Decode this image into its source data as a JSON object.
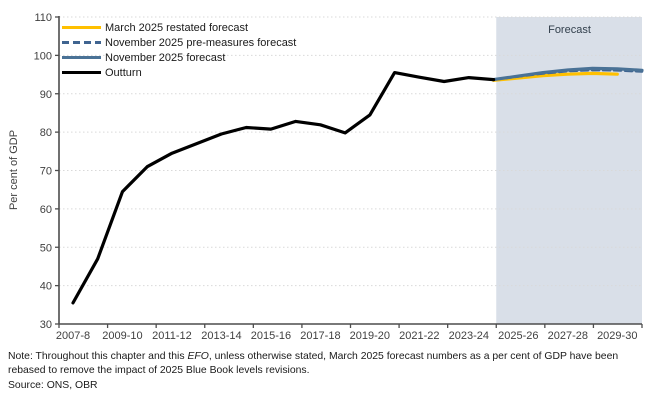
{
  "chart_data": {
    "type": "line",
    "ylabel": "Per cent of GDP",
    "ylim": [
      30,
      110
    ],
    "ytick_step": 10,
    "grid": "dotted-horizontal",
    "legend_position": "top-left-inside",
    "x_tick_labels": [
      "2007-8",
      "2009-10",
      "2011-12",
      "2013-14",
      "2015-16",
      "2017-18",
      "2019-20",
      "2021-22",
      "2023-24",
      "2025-26",
      "2027-28",
      "2029-30"
    ],
    "categories": [
      "2007-08",
      "2008-09",
      "2009-10",
      "2010-11",
      "2011-12",
      "2012-13",
      "2013-14",
      "2014-15",
      "2015-16",
      "2016-17",
      "2017-18",
      "2018-19",
      "2019-20",
      "2020-21",
      "2021-22",
      "2022-23",
      "2023-24",
      "2024-25",
      "2025-26",
      "2026-27",
      "2027-28",
      "2028-29",
      "2029-30",
      "2030-31"
    ],
    "forecast_region": {
      "start_category": "2025-26",
      "label": "Forecast",
      "fill": "#d9dfe8"
    },
    "series": [
      {
        "name": "March 2025 restated forecast",
        "color": "#ffc000",
        "style": "solid",
        "values": [
          null,
          null,
          null,
          null,
          null,
          null,
          null,
          null,
          null,
          null,
          null,
          null,
          null,
          null,
          null,
          null,
          null,
          93.5,
          94.1,
          94.7,
          95.1,
          95.3,
          95.1,
          null
        ]
      },
      {
        "name": "November 2025 pre-measures forecast",
        "color": "#3f6490",
        "style": "dashed",
        "values": [
          null,
          null,
          null,
          null,
          null,
          null,
          null,
          null,
          null,
          null,
          null,
          null,
          null,
          null,
          null,
          null,
          null,
          93.7,
          94.5,
          95.3,
          95.9,
          96.2,
          96.1,
          95.8
        ]
      },
      {
        "name": "November 2025 forecast",
        "color": "#4a7296",
        "style": "solid",
        "values": [
          null,
          null,
          null,
          null,
          null,
          null,
          null,
          null,
          null,
          null,
          null,
          null,
          null,
          null,
          null,
          null,
          null,
          93.7,
          94.6,
          95.5,
          96.2,
          96.6,
          96.5,
          96.1
        ]
      },
      {
        "name": "Outturn",
        "color": "#000000",
        "style": "solid",
        "values": [
          35.5,
          47.0,
          64.5,
          71.0,
          74.5,
          77.0,
          79.5,
          81.2,
          80.8,
          82.8,
          81.9,
          79.8,
          84.5,
          95.5,
          94.3,
          93.2,
          94.2,
          93.7,
          null,
          null,
          null,
          null,
          null,
          null
        ]
      }
    ]
  },
  "note": {
    "prefix": "Note: Throughout this chapter and this ",
    "italic": "EFO",
    "suffix": ", unless otherwise stated, March 2025 forecast numbers as a per cent of GDP have been rebased to remove the impact of 2025 Blue Book levels revisions.",
    "source": "Source: ONS, OBR"
  }
}
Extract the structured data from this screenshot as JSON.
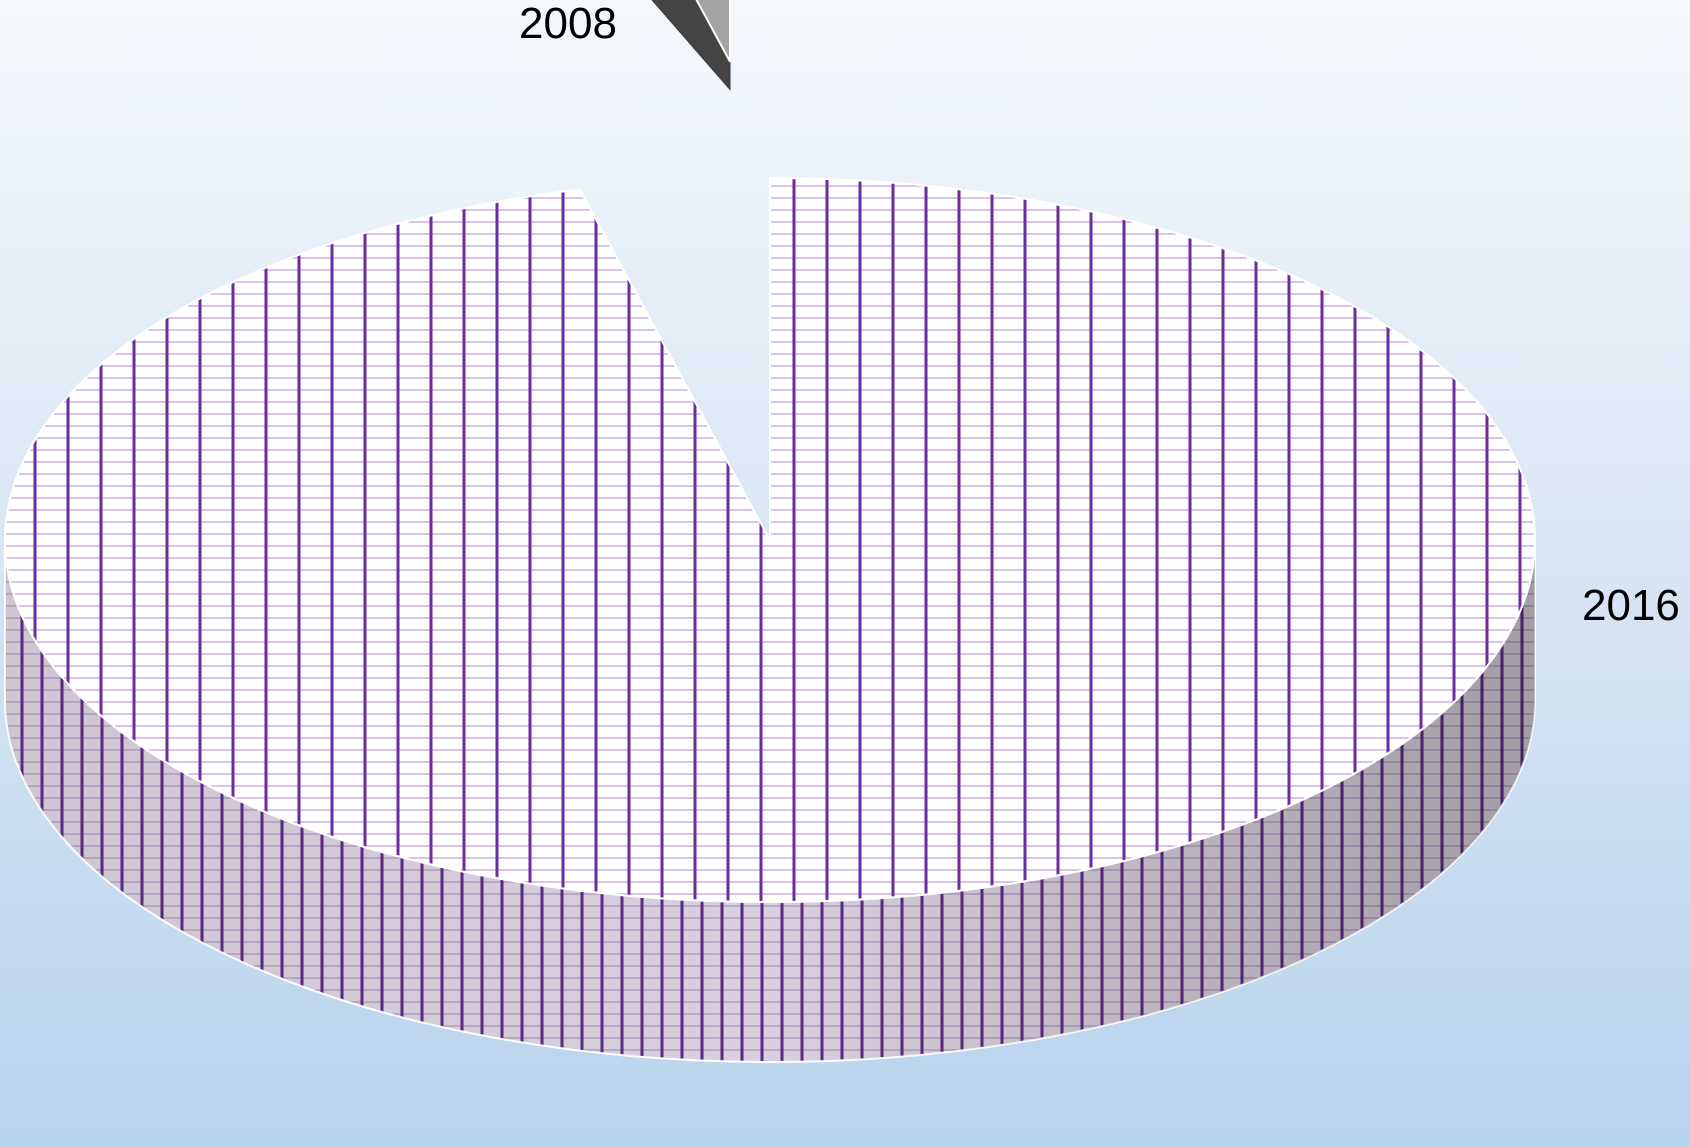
{
  "chart_data": {
    "type": "pie",
    "title": "",
    "slices": [
      {
        "label": "2008",
        "value": 4.0,
        "exploded": true,
        "colors": {
          "top": "#a3a3a3",
          "side": "#444444",
          "edge": "#3a3a3a"
        }
      },
      {
        "label": "2016",
        "value": 96.0,
        "exploded": false,
        "colors": {
          "hatch_line": "#6a2e9c",
          "hatch_fill": "#ffffff"
        }
      }
    ],
    "legend": "none",
    "style": "3d-pie",
    "background_colors": [
      "#f4f8fc",
      "#b8d3ec"
    ]
  }
}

= = =

** REQUIREMENTS **
Give back the whole listing as it stands, minus its pictures.

** REPLY **
Decode this image into its source data as a JSON object.
{
  "chart_data": {
    "type": "line",
    "ylabel": "Per cent of GDP",
    "ylim": [
      30,
      110
    ],
    "ytick_step": 10,
    "grid": "dotted-horizontal",
    "legend_position": "top-left-inside",
    "x_tick_labels": [
      "2007-8",
      "2009-10",
      "2011-12",
      "2013-14",
      "2015-16",
      "2017-18",
      "2019-20",
      "2021-22",
      "2023-24",
      "2025-26",
      "2027-28",
      "2029-30"
    ],
    "categories": [
      "2007-08",
      "2008-09",
      "2009-10",
      "2010-11",
      "2011-12",
      "2012-13",
      "2013-14",
      "2014-15",
      "2015-16",
      "2016-17",
      "2017-18",
      "2018-19",
      "2019-20",
      "2020-21",
      "2021-22",
      "2022-23",
      "2023-24",
      "2024-25",
      "2025-26",
      "2026-27",
      "2027-28",
      "2028-29",
      "2029-30",
      "2030-31"
    ],
    "forecast_region": {
      "start_category": "2025-26",
      "label": "Forecast",
      "fill": "#d9dfe8"
    },
    "series": [
      {
        "name": "March 2025 restated forecast",
        "color": "#ffc000",
        "style": "solid",
        "values": [
          null,
          null,
          null,
          null,
          null,
          null,
          null,
          null,
          null,
          null,
          null,
          null,
          null,
          null,
          null,
          null,
          null,
          93.5,
          94.1,
          94.7,
          95.1,
          95.3,
          95.1,
          null
        ]
      },
      {
        "name": "November 2025 pre-measures forecast",
        "color": "#3f6490",
        "style": "dashed",
        "values": [
          null,
          null,
          null,
          null,
          null,
          null,
          null,
          null,
          null,
          null,
          null,
          null,
          null,
          null,
          null,
          null,
          null,
          93.7,
          94.5,
          95.3,
          95.9,
          96.2,
          96.1,
          95.8
        ]
      },
      {
        "name": "November 2025 forecast",
        "color": "#4a7296",
        "style": "solid",
        "values": [
          null,
          null,
          null,
          null,
          null,
          null,
          null,
          null,
          null,
          null,
          null,
          null,
          null,
          null,
          null,
          null,
          null,
          93.7,
          94.6,
          95.5,
          96.2,
          96.6,
          96.5,
          96.1
        ]
      },
      {
        "name": "Outturn",
        "color": "#000000",
        "style": "solid",
        "values": [
          35.5,
          47.0,
          64.5,
          71.0,
          74.5,
          77.0,
          79.5,
          81.2,
          80.8,
          82.8,
          81.9,
          79.8,
          84.5,
          95.5,
          94.3,
          93.2,
          94.2,
          93.7,
          null,
          null,
          null,
          null,
          null,
          null
        ]
      }
    ]
  },
  "note": {
    "prefix": "Note: Throughout this chapter and this ",
    "italic": "EFO",
    "suffix": ", unless otherwise stated, March 2025 forecast numbers as a per cent of GDP have been rebased to remove the impact of 2025 Blue Book levels revisions.",
    "source": "Source: ONS, OBR"
  }
}
Extract the structured data from this screenshot as JSON.
{
  "chart_data": {
    "type": "pie",
    "title": "",
    "slices": [
      {
        "label": "2008",
        "value": 4.0,
        "exploded": true,
        "colors": {
          "top": "#a3a3a3",
          "side": "#444444",
          "edge": "#3a3a3a"
        }
      },
      {
        "label": "2016",
        "value": 96.0,
        "exploded": false,
        "colors": {
          "hatch_line": "#6a2e9c",
          "hatch_fill": "#ffffff"
        }
      }
    ],
    "legend": "none",
    "style": "3d-pie",
    "background_colors": [
      "#f4f8fc",
      "#b8d3ec"
    ]
  }
}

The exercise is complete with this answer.